What to do:
Return every line of the data below that includes the string "Google".

Record excerpts:

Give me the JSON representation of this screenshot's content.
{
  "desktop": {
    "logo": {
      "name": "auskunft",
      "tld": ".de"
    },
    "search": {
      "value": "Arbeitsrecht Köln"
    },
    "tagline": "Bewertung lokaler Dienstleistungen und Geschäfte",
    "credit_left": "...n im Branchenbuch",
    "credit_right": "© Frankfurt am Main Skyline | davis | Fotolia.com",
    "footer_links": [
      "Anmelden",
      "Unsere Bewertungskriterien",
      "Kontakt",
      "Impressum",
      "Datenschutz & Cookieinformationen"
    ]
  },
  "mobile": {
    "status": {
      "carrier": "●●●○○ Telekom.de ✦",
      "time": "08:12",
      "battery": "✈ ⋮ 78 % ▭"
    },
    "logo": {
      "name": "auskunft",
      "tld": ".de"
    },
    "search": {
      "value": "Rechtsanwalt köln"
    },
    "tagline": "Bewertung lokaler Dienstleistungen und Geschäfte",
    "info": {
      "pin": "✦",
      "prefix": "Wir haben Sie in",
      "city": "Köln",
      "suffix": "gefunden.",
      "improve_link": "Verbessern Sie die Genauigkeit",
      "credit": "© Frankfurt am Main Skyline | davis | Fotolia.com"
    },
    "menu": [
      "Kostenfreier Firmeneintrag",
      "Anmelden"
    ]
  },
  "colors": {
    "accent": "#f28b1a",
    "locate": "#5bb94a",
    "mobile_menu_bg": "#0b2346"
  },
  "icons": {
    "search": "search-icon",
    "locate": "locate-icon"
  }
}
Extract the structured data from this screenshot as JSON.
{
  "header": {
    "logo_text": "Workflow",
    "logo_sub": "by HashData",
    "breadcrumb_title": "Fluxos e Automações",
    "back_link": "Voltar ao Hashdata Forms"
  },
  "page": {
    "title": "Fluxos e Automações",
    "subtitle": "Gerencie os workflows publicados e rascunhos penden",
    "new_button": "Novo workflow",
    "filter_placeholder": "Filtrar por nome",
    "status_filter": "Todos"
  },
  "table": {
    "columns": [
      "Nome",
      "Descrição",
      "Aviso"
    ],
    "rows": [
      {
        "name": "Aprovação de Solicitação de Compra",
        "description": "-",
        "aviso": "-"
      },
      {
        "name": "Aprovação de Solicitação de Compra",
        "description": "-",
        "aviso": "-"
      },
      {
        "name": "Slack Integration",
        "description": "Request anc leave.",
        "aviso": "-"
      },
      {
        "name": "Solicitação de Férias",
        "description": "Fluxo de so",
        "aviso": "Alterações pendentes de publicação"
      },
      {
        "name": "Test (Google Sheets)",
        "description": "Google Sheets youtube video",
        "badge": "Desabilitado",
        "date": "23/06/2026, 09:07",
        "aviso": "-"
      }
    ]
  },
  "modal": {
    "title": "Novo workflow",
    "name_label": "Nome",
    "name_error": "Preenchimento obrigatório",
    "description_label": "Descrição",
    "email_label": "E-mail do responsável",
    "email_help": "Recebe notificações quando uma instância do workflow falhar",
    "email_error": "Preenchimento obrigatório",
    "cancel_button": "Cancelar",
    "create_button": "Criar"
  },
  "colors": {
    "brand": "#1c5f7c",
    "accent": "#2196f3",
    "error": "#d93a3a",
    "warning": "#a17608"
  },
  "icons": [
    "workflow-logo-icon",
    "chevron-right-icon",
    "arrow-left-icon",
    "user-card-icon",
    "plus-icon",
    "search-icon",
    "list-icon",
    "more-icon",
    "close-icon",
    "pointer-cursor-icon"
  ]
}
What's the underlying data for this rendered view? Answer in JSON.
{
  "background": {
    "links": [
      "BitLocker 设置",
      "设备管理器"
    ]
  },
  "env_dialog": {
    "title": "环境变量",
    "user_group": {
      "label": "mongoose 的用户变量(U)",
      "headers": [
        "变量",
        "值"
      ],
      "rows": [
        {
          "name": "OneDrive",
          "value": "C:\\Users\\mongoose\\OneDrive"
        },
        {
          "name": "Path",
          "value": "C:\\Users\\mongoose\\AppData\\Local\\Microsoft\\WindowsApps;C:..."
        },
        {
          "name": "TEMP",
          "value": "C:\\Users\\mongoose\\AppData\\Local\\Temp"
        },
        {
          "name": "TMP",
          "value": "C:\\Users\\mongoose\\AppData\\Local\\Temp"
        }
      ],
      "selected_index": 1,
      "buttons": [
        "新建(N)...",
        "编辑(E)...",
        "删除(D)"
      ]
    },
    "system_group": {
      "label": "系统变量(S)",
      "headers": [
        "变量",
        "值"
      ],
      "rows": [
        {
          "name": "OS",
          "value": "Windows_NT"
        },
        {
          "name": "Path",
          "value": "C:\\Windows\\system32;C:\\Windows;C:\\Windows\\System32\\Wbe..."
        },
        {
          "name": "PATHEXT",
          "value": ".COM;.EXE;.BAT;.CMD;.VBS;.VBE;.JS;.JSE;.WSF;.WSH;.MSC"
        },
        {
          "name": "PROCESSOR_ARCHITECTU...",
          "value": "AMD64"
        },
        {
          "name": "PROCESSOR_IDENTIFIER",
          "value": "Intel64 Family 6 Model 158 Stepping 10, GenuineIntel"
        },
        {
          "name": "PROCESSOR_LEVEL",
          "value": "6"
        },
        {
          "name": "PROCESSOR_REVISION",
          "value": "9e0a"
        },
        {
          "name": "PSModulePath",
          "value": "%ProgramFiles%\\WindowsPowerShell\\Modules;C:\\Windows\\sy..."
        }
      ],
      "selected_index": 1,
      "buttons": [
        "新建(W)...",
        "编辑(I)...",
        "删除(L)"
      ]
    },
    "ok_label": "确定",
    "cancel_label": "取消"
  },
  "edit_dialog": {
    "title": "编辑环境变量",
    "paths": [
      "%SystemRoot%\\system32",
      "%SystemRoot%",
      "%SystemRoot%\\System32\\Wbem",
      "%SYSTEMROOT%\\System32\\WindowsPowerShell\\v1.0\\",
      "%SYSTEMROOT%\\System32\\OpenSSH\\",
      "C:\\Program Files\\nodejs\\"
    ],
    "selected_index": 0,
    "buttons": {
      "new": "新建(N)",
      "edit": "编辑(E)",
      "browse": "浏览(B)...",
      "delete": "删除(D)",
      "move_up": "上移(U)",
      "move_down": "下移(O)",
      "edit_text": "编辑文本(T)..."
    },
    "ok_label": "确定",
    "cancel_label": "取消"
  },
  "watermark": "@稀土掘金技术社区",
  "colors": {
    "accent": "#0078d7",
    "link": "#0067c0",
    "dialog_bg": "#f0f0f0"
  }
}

Written answer:
        "name": "Test (Google Sheets)",
        "description": "Google Sheets youtube video",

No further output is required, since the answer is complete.